— begin SUPPLIED RECORDS —

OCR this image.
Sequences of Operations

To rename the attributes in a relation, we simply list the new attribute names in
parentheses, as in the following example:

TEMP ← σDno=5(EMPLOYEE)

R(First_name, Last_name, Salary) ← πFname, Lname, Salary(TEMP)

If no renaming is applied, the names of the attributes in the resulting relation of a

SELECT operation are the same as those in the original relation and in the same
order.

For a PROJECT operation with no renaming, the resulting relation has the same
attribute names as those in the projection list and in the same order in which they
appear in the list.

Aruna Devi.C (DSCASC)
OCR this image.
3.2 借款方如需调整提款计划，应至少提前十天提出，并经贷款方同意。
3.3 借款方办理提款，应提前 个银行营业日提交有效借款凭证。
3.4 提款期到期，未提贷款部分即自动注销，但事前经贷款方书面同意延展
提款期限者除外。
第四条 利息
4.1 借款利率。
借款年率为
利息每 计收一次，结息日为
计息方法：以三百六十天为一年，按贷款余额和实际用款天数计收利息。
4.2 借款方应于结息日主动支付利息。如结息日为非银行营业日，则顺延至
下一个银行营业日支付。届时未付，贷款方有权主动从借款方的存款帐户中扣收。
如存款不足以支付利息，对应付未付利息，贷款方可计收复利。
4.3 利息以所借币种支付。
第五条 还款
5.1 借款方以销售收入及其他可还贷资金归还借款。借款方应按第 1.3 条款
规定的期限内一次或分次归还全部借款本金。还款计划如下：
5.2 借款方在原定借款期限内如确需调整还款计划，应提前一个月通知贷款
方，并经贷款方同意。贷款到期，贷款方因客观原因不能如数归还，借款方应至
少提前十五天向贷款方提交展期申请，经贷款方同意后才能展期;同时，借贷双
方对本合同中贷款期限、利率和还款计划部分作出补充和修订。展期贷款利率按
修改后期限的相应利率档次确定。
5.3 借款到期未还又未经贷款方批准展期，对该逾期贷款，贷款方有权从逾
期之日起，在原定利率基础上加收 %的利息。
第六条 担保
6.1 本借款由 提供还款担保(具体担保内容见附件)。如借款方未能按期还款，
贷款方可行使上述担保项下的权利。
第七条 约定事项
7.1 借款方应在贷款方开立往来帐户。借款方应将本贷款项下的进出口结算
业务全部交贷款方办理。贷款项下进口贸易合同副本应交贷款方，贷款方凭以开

— end SUPPLIED RECORDS —

:: OBJECTIVE ::
Print out every entry, keeping each one exact.

:: TASK OUTPUT ::
OCR this image.
Sequences of Operations

To rename the attributes in a relation, we simply list the new attribute names in
parentheses, as in the following example:

TEMP ← σDno=5(EMPLOYEE)

R(First_name, Last_name, Salary) ← πFname, Lname, Salary(TEMP)

If no renaming is applied, the names of the attributes in the resulting relation of a

SELECT operation are the same as those in the original relation and in the same
order.

For a PROJECT operation with no renaming, the resulting relation has the same
attribute names as those in the projection list and in the same order in which they
appear in the list.

Aruna Devi.C (DSCASC)
OCR this image.
3.2 借款方如需调整提款计划，应至少提前十天提出，并经贷款方同意。
3.3 借款方办理提款，应提前 个银行营业日提交有效借款凭证。
3.4 提款期到期，未提贷款部分即自动注销，但事前经贷款方书面同意延展
提款期限者除外。
第四条 利息
4.1 借款利率。
借款年率为
利息每 计收一次，结息日为
计息方法：以三百六十天为一年，按贷款余额和实际用款天数计收利息。
4.2 借款方应于结息日主动支付利息。如结息日为非银行营业日，则顺延至
下一个银行营业日支付。届时未付，贷款方有权主动从借款方的存款帐户中扣收。
如存款不足以支付利息，对应付未付利息，贷款方可计收复利。
4.3 利息以所借币种支付。
第五条 还款
5.1 借款方以销售收入及其他可还贷资金归还借款。借款方应按第 1.3 条款
规定的期限内一次或分次归还全部借款本金。还款计划如下：
5.2 借款方在原定借款期限内如确需调整还款计划，应提前一个月通知贷款
方，并经贷款方同意。贷款到期，贷款方因客观原因不能如数归还，借款方应至
少提前十五天向贷款方提交展期申请，经贷款方同意后才能展期;同时，借贷双
方对本合同中贷款期限、利率和还款计划部分作出补充和修订。展期贷款利率按
修改后期限的相应利率档次确定。
5.3 借款到期未还又未经贷款方批准展期，对该逾期贷款，贷款方有权从逾
期之日起，在原定利率基础上加收 %的利息。
第六条 担保
6.1 本借款由 提供还款担保(具体担保内容见附件)。如借款方未能按期还款，
贷款方可行使上述担保项下的权利。
第七条 约定事项
7.1 借款方应在贷款方开立往来帐户。借款方应将本贷款项下的进出口结算
业务全部交贷款方办理。贷款项下进口贸易合同副本应交贷款方，贷款方凭以开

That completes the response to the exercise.